◆ **Work instructions**
All of the data below must be repeated exactly.

◆ **Exercise data**
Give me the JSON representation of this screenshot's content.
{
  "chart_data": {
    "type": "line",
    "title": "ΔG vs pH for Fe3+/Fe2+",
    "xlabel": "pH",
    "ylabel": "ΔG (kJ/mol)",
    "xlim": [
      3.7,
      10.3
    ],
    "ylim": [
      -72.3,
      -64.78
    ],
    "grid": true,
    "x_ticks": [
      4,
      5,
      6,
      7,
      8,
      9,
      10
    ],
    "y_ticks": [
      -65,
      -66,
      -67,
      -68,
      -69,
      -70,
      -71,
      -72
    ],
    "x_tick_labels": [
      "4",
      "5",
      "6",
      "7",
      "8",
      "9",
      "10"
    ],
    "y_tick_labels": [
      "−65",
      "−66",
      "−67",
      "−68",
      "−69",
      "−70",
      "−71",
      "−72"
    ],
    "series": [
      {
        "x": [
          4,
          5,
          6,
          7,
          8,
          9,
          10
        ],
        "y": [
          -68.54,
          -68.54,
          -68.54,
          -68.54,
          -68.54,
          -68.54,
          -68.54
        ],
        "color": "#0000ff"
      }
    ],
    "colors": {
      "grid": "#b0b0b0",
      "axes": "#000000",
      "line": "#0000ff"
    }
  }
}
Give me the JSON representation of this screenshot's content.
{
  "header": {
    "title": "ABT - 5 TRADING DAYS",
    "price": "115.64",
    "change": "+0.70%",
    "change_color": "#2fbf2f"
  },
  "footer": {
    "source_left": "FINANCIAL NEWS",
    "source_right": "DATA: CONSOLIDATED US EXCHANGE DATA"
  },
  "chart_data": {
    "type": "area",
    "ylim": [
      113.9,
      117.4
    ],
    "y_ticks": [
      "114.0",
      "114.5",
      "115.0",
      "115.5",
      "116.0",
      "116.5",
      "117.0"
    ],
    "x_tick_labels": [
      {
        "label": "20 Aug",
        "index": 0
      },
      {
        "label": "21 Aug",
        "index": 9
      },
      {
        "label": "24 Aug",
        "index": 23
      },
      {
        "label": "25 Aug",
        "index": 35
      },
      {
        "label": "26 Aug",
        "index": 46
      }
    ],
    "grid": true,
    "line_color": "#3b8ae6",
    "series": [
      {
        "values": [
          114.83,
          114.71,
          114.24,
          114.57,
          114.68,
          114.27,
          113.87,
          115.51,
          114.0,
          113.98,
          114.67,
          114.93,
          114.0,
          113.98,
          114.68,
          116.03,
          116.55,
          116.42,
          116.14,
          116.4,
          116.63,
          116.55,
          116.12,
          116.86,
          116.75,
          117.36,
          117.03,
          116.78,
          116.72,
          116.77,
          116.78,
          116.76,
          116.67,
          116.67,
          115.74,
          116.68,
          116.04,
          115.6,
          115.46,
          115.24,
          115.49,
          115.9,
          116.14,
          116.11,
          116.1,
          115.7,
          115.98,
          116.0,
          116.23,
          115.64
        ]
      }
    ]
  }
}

◆ **Result**
Give me the JSON representation of this screenshot's content.
{
  "chart_data": {
    "type": "line",
    "title": "ΔG vs pH for Fe3+/Fe2+",
    "xlabel": "pH",
    "ylabel": "ΔG (kJ/mol)",
    "xlim": [
      3.7,
      10.3
    ],
    "ylim": [
      -72.3,
      -64.78
    ],
    "grid": true,
    "x_ticks": [
      4,
      5,
      6,
      7,
      8,
      9,
      10
    ],
    "y_ticks": [
      -65,
      -66,
      -67,
      -68,
      -69,
      -70,
      -71,
      -72
    ],
    "x_tick_labels": [
      "4",
      "5",
      "6",
      "7",
      "8",
      "9",
      "10"
    ],
    "y_tick_labels": [
      "−65",
      "−66",
      "−67",
      "−68",
      "−69",
      "−70",
      "−71",
      "−72"
    ],
    "series": [
      {
        "x": [
          4,
          5,
          6,
          7,
          8,
          9,
          10
        ],
        "y": [
          -68.54,
          -68.54,
          -68.54,
          -68.54,
          -68.54,
          -68.54,
          -68.54
        ],
        "color": "#0000ff"
      }
    ],
    "colors": {
      "grid": "#b0b0b0",
      "axes": "#000000",
      "line": "#0000ff"
    }
  }
}
Give me the JSON representation of this screenshot's content.
{
  "header": {
    "title": "ABT - 5 TRADING DAYS",
    "price": "115.64",
    "change": "+0.70%",
    "change_color": "#2fbf2f"
  },
  "footer": {
    "source_left": "FINANCIAL NEWS",
    "source_right": "DATA: CONSOLIDATED US EXCHANGE DATA"
  },
  "chart_data": {
    "type": "area",
    "ylim": [
      113.9,
      117.4
    ],
    "y_ticks": [
      "114.0",
      "114.5",
      "115.0",
      "115.5",
      "116.0",
      "116.5",
      "117.0"
    ],
    "x_tick_labels": [
      {
        "label": "20 Aug",
        "index": 0
      },
      {
        "label": "21 Aug",
        "index": 9
      },
      {
        "label": "24 Aug",
        "index": 23
      },
      {
        "label": "25 Aug",
        "index": 35
      },
      {
        "label": "26 Aug",
        "index": 46
      }
    ],
    "grid": true,
    "line_color": "#3b8ae6",
    "series": [
      {
        "values": [
          114.83,
          114.71,
          114.24,
          114.57,
          114.68,
          114.27,
          113.87,
          115.51,
          114.0,
          113.98,
          114.67,
          114.93,
          114.0,
          113.98,
          114.68,
          116.03,
          116.55,
          116.42,
          116.14,
          116.4,
          116.63,
          116.55,
          116.12,
          116.86,
          116.75,
          117.36,
          117.03,
          116.78,
          116.72,
          116.77,
          116.78,
          116.76,
          116.67,
          116.67,
          115.74,
          116.68,
          116.04,
          115.6,
          115.46,
          115.24,
          115.49,
          115.9,
          116.14,
          116.11,
          116.1,
          115.7,
          115.98,
          116.0,
          116.23,
          115.64
        ]
      }
    ]
  }
}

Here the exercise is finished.